The records =>
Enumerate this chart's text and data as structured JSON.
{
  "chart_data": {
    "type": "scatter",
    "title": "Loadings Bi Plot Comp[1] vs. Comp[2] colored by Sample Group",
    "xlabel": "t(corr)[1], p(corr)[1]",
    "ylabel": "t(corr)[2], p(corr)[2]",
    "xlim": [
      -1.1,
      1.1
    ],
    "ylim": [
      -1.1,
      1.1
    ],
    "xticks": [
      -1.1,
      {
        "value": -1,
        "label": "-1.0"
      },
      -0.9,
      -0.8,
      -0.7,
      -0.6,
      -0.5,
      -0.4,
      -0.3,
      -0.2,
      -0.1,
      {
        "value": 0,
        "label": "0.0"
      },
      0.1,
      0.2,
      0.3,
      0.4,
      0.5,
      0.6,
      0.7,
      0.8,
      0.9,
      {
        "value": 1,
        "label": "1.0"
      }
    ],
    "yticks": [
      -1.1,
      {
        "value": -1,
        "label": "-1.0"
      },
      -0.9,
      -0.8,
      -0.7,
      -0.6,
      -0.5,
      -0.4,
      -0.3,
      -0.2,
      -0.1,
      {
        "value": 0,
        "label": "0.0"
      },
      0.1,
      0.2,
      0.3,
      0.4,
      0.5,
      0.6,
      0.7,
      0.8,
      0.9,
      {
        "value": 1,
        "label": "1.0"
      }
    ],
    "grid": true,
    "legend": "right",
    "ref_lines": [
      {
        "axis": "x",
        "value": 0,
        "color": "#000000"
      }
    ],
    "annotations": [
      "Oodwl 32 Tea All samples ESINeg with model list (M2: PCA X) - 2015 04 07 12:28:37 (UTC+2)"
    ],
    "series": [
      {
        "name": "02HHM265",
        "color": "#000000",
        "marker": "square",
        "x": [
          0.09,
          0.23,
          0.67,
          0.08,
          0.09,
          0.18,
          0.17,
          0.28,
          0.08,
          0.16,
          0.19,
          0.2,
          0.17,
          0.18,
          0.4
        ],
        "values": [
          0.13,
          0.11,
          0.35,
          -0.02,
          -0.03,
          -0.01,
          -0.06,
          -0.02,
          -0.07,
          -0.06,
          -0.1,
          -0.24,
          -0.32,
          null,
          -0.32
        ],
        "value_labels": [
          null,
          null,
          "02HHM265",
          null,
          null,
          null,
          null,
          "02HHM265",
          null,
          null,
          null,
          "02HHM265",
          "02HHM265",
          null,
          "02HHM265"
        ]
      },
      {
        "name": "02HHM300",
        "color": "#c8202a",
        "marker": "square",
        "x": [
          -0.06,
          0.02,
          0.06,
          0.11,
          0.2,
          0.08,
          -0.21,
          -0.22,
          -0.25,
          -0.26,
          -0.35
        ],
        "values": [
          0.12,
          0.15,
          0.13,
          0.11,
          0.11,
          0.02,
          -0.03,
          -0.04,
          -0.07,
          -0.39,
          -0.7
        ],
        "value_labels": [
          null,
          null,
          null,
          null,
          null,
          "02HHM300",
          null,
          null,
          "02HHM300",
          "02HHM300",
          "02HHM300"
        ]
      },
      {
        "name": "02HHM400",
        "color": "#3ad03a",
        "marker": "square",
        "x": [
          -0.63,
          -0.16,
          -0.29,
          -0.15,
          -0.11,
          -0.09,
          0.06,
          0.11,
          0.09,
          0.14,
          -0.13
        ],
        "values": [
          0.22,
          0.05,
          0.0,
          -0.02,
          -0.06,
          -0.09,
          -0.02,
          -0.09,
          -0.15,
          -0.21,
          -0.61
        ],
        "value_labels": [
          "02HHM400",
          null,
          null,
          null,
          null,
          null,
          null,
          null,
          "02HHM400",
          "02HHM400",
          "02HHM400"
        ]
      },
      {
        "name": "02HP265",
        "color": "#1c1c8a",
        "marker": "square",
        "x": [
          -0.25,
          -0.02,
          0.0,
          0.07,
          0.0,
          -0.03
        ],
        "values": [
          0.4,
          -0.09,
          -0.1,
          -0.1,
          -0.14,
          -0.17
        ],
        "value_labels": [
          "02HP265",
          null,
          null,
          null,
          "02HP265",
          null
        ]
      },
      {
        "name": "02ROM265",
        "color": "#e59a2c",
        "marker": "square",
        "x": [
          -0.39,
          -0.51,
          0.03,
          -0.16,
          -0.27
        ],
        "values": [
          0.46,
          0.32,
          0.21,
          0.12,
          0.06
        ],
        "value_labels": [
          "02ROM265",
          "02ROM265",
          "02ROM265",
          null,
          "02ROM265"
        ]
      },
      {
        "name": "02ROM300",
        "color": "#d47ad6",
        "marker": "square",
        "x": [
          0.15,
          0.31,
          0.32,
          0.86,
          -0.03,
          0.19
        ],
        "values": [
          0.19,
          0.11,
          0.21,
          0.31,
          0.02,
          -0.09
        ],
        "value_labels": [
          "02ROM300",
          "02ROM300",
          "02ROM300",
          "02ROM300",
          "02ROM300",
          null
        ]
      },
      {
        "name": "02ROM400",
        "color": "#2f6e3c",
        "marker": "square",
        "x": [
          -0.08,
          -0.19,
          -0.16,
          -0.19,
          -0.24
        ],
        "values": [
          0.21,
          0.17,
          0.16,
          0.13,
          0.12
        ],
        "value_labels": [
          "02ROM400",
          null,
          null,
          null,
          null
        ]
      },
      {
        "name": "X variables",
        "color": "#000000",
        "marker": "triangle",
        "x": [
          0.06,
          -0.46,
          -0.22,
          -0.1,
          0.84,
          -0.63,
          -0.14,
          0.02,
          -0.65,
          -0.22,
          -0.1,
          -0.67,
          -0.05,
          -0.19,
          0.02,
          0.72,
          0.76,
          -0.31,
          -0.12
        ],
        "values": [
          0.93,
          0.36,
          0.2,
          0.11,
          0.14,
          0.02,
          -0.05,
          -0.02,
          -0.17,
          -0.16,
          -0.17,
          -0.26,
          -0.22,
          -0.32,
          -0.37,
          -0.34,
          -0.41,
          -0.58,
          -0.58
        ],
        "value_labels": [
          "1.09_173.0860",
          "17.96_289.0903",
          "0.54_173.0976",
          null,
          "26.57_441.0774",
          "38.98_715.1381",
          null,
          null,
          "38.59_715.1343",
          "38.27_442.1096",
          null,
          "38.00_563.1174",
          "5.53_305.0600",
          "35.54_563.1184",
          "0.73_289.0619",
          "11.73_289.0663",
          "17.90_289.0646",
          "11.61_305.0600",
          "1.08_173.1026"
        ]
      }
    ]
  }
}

Problem description => Repeat the material above in full, keeping every word.

Final result =>
Enumerate this chart's text and data as structured JSON.
{
  "chart_data": {
    "type": "scatter",
    "title": "Loadings Bi Plot Comp[1] vs. Comp[2] colored by Sample Group",
    "xlabel": "t(corr)[1], p(corr)[1]",
    "ylabel": "t(corr)[2], p(corr)[2]",
    "xlim": [
      -1.1,
      1.1
    ],
    "ylim": [
      -1.1,
      1.1
    ],
    "xticks": [
      -1.1,
      {
        "value": -1,
        "label": "-1.0"
      },
      -0.9,
      -0.8,
      -0.7,
      -0.6,
      -0.5,
      -0.4,
      -0.3,
      -0.2,
      -0.1,
      {
        "value": 0,
        "label": "0.0"
      },
      0.1,
      0.2,
      0.3,
      0.4,
      0.5,
      0.6,
      0.7,
      0.8,
      0.9,
      {
        "value": 1,
        "label": "1.0"
      }
    ],
    "yticks": [
      -1.1,
      {
        "value": -1,
        "label": "-1.0"
      },
      -0.9,
      -0.8,
      -0.7,
      -0.6,
      -0.5,
      -0.4,
      -0.3,
      -0.2,
      -0.1,
      {
        "value": 0,
        "label": "0.0"
      },
      0.1,
      0.2,
      0.3,
      0.4,
      0.5,
      0.6,
      0.7,
      0.8,
      0.9,
      {
        "value": 1,
        "label": "1.0"
      }
    ],
    "grid": true,
    "legend": "right",
    "ref_lines": [
      {
        "axis": "x",
        "value": 0,
        "color": "#000000"
      }
    ],
    "annotations": [
      "Oodwl 32 Tea All samples ESINeg with model list (M2: PCA X) - 2015 04 07 12:28:37 (UTC+2)"
    ],
    "series": [
      {
        "name": "02HHM265",
        "color": "#000000",
        "marker": "square",
        "x": [
          0.09,
          0.23,
          0.67,
          0.08,
          0.09,
          0.18,
          0.17,
          0.28,
          0.08,
          0.16,
          0.19,
          0.2,
          0.17,
          0.18,
          0.4
        ],
        "values": [
          0.13,
          0.11,
          0.35,
          -0.02,
          -0.03,
          -0.01,
          -0.06,
          -0.02,
          -0.07,
          -0.06,
          -0.1,
          -0.24,
          -0.32,
          null,
          -0.32
        ],
        "value_labels": [
          null,
          null,
          "02HHM265",
          null,
          null,
          null,
          null,
          "02HHM265",
          null,
          null,
          null,
          "02HHM265",
          "02HHM265",
          null,
          "02HHM265"
        ]
      },
      {
        "name": "02HHM300",
        "color": "#c8202a",
        "marker": "square",
        "x": [
          -0.06,
          0.02,
          0.06,
          0.11,
          0.2,
          0.08,
          -0.21,
          -0.22,
          -0.25,
          -0.26,
          -0.35
        ],
        "values": [
          0.12,
          0.15,
          0.13,
          0.11,
          0.11,
          0.02,
          -0.03,
          -0.04,
          -0.07,
          -0.39,
          -0.7
        ],
        "value_labels": [
          null,
          null,
          null,
          null,
          null,
          "02HHM300",
          null,
          null,
          "02HHM300",
          "02HHM300",
          "02HHM300"
        ]
      },
      {
        "name": "02HHM400",
        "color": "#3ad03a",
        "marker": "square",
        "x": [
          -0.63,
          -0.16,
          -0.29,
          -0.15,
          -0.11,
          -0.09,
          0.06,
          0.11,
          0.09,
          0.14,
          -0.13
        ],
        "values": [
          0.22,
          0.05,
          0.0,
          -0.02,
          -0.06,
          -0.09,
          -0.02,
          -0.09,
          -0.15,
          -0.21,
          -0.61
        ],
        "value_labels": [
          "02HHM400",
          null,
          null,
          null,
          null,
          null,
          null,
          null,
          "02HHM400",
          "02HHM400",
          "02HHM400"
        ]
      },
      {
        "name": "02HP265",
        "color": "#1c1c8a",
        "marker": "square",
        "x": [
          -0.25,
          -0.02,
          0.0,
          0.07,
          0.0,
          -0.03
        ],
        "values": [
          0.4,
          -0.09,
          -0.1,
          -0.1,
          -0.14,
          -0.17
        ],
        "value_labels": [
          "02HP265",
          null,
          null,
          null,
          "02HP265",
          null
        ]
      },
      {
        "name": "02ROM265",
        "color": "#e59a2c",
        "marker": "square",
        "x": [
          -0.39,
          -0.51,
          0.03,
          -0.16,
          -0.27
        ],
        "values": [
          0.46,
          0.32,
          0.21,
          0.12,
          0.06
        ],
        "value_labels": [
          "02ROM265",
          "02ROM265",
          "02ROM265",
          null,
          "02ROM265"
        ]
      },
      {
        "name": "02ROM300",
        "color": "#d47ad6",
        "marker": "square",
        "x": [
          0.15,
          0.31,
          0.32,
          0.86,
          -0.03,
          0.19
        ],
        "values": [
          0.19,
          0.11,
          0.21,
          0.31,
          0.02,
          -0.09
        ],
        "value_labels": [
          "02ROM300",
          "02ROM300",
          "02ROM300",
          "02ROM300",
          "02ROM300",
          null
        ]
      },
      {
        "name": "02ROM400",
        "color": "#2f6e3c",
        "marker": "square",
        "x": [
          -0.08,
          -0.19,
          -0.16,
          -0.19,
          -0.24
        ],
        "values": [
          0.21,
          0.17,
          0.16,
          0.13,
          0.12
        ],
        "value_labels": [
          "02ROM400",
          null,
          null,
          null,
          null
        ]
      },
      {
        "name": "X variables",
        "color": "#000000",
        "marker": "triangle",
        "x": [
          0.06,
          -0.46,
          -0.22,
          -0.1,
          0.84,
          -0.63,
          -0.14,
          0.02,
          -0.65,
          -0.22,
          -0.1,
          -0.67,
          -0.05,
          -0.19,
          0.02,
          0.72,
          0.76,
          -0.31,
          -0.12
        ],
        "values": [
          0.93,
          0.36,
          0.2,
          0.11,
          0.14,
          0.02,
          -0.05,
          -0.02,
          -0.17,
          -0.16,
          -0.17,
          -0.26,
          -0.22,
          -0.32,
          -0.37,
          -0.34,
          -0.41,
          -0.58,
          -0.58
        ],
        "value_labels": [
          "1.09_173.0860",
          "17.96_289.0903",
          "0.54_173.0976",
          null,
          "26.57_441.0774",
          "38.98_715.1381",
          null,
          null,
          "38.59_715.1343",
          "38.27_442.1096",
          null,
          "38.00_563.1174",
          "5.53_305.0600",
          "35.54_563.1184",
          "0.73_289.0619",
          "11.73_289.0663",
          "17.90_289.0646",
          "11.61_305.0600",
          "1.08_173.1026"
        ]
      }
    ]
  }
}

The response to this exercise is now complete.